→ Text shown
The latest pronouncements from Donald Trump and Elon Musk have left the Kremlin feeling a mix of pride and unease. On one hand, Russian officials are convinced that Vladimir Putin has become the ultimate role model for these American titans. After all, wasn’t it Putin who popularized the gangster swagger—typical tough-guy talk—and pioneered bullying as the lingua franca of global politics? Yet, on the other hand, there’s a creeping anxiety in Moscow: What if Trump and Musk are poised to out-Putin Putin on his own turf?
Take, for instance, Putin’s peculiar congratulatory speech after Trump’s presidential victory. In November, the Russian leader declared the death of the old world order—the one built on the principles of liberal democracy—and heralded the dawn of a new authoritarian era. “We are witnessing the formation of a completely new world order, nothing like we had in the past, such as the Westphalian or Yalta systems,” he proclaimed, with the confidence of a man watching his worldview go mainstream.
Over the past weeks, as Trump and Musk have offered up their foreign-policy musings, Russian oligarchs and bureaucrats have been nodding along in agreement. Those statements, say the Russians, prove Putin’s point: The old international legal framework is dead.

→ Material provided
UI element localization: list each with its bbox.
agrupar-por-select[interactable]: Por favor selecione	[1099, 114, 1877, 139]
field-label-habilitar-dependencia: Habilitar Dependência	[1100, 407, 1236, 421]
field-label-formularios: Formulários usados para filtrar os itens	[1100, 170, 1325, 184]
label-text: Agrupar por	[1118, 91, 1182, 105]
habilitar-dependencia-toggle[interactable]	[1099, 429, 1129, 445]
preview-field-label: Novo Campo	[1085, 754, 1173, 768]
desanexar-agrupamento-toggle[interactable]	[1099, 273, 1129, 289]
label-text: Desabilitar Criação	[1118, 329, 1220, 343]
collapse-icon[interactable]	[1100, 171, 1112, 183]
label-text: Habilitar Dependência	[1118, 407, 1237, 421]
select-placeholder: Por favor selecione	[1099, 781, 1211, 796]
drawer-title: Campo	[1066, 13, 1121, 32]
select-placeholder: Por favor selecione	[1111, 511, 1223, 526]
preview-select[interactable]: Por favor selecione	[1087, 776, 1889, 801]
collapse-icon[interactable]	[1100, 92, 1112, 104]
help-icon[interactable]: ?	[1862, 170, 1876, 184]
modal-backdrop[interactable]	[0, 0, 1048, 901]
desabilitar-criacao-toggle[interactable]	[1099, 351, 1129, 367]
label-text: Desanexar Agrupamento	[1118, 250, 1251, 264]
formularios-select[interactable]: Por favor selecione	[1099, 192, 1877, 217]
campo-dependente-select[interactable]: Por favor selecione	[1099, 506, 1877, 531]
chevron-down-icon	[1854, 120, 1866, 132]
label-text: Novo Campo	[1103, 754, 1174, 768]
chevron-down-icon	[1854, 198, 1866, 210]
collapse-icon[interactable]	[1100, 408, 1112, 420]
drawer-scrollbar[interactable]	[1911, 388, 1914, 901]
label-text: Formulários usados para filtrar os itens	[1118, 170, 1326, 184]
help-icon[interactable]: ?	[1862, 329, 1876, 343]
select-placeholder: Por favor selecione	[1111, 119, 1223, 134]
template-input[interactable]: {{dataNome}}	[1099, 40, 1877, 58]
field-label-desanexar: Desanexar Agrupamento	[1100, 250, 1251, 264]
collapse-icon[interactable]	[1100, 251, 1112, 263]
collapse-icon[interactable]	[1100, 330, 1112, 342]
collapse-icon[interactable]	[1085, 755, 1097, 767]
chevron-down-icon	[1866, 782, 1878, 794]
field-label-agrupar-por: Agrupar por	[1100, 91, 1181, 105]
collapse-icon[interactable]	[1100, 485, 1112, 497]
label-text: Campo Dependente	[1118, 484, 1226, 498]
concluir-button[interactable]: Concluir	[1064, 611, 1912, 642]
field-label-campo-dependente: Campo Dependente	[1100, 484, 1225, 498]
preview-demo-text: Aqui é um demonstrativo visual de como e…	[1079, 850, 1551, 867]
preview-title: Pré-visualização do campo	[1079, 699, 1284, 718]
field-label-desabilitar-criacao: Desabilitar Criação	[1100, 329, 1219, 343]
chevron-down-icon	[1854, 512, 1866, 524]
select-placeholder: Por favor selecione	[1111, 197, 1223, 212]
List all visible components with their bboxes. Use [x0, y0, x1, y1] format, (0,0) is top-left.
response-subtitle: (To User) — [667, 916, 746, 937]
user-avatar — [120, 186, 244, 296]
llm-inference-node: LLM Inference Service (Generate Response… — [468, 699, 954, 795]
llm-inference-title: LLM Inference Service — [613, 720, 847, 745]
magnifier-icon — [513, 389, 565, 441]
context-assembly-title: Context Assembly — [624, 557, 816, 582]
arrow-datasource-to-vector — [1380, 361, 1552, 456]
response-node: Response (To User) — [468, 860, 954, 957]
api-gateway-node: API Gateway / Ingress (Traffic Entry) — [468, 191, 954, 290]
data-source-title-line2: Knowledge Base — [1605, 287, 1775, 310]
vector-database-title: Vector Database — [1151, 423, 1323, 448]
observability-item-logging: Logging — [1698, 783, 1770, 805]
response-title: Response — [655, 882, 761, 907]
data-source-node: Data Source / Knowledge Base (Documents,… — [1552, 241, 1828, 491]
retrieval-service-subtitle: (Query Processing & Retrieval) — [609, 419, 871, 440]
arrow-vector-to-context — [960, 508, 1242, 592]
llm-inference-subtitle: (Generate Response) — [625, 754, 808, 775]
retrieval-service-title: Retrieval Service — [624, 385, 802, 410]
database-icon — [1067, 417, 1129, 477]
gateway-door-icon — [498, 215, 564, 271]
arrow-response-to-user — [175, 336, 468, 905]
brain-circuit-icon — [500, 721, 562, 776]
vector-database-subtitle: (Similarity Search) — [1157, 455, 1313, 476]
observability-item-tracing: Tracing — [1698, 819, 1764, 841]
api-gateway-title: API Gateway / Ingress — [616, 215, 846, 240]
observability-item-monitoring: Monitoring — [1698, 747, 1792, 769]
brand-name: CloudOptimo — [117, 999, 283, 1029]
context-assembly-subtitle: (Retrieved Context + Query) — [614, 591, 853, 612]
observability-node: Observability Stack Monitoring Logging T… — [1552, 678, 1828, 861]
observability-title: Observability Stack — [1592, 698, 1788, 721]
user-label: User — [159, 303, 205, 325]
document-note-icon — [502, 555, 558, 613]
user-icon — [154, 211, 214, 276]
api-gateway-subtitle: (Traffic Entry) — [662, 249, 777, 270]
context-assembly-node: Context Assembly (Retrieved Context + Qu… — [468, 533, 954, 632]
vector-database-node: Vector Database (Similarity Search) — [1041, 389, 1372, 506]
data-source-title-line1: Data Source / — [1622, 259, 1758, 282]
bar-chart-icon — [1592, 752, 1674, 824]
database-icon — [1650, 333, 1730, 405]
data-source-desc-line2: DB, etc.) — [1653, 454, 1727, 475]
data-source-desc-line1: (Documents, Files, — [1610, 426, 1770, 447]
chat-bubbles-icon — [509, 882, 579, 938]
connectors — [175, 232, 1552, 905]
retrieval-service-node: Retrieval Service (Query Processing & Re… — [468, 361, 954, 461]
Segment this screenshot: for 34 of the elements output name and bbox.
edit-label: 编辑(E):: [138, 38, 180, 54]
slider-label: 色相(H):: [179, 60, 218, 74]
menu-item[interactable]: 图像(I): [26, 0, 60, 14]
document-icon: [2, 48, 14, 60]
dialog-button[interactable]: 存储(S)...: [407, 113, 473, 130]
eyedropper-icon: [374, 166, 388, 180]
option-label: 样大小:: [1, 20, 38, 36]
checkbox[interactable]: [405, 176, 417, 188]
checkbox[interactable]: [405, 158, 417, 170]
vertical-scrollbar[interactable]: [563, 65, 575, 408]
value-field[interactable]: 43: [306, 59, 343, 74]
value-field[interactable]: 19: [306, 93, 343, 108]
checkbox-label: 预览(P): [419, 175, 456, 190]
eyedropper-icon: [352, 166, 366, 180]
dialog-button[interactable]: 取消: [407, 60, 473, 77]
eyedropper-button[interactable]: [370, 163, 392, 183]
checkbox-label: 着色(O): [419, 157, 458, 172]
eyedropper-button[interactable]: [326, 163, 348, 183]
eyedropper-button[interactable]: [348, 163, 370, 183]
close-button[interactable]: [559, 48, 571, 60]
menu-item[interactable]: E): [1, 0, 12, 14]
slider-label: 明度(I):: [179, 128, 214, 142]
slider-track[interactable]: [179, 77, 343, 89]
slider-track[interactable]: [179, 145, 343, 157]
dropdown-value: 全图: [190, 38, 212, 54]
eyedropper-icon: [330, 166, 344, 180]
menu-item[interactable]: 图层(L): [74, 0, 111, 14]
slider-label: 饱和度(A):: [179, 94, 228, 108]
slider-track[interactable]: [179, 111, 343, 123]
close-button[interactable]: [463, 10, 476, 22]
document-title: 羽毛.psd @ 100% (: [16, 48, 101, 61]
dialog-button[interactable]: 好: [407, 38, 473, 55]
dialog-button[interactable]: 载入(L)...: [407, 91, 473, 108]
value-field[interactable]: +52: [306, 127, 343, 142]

→ Written tasks
1. Answer these questions using the text about the Kremlin's view of Trump and Musk:
(a) In what month did Putin give his congratulatory speech after Trump's victory?
(b) Which two earlier systems did Putin name as examples of past world orders?
(c) According to the Russians, what do the statements by Trump and Musk prove?
2. Carry on the text about the Kremlin's reaction to Trump and Musk from the point where it stops.

→ Task results
1.
(a) November
(b) The Westphalian and Yalta systems
(c) That the old international legal framework is dead

2.
The rules-based order? A relic. Trump’s casual claims to Greenland, Canada, and the Panama Canal—and his cozying up to far-right movements in Germany and Britain—signal that the game has fundamentally changed. As Musk put it recently in a social media post directed at Justin Trudeau, “Girl, you’re not the governor of Canada anymore, so doesn’t matter what you say.” According to many of my contacts in Moscow, the statement was so emblematic of the emerging global order that it might as well be considered its new slogan.
Kremlin insiders have a term for this phenomenon: the “Putinization” of global politics. Just three years ago, before Russia’s invasion of Ukraine, it would have been unthinkable for US public figures to flirt so openly with ideas like annexing a sovereign nation. Such talk seemed firmly relegated to the dustbin of the 19th century. But since February 2022, this has become the new norm of the 21st century.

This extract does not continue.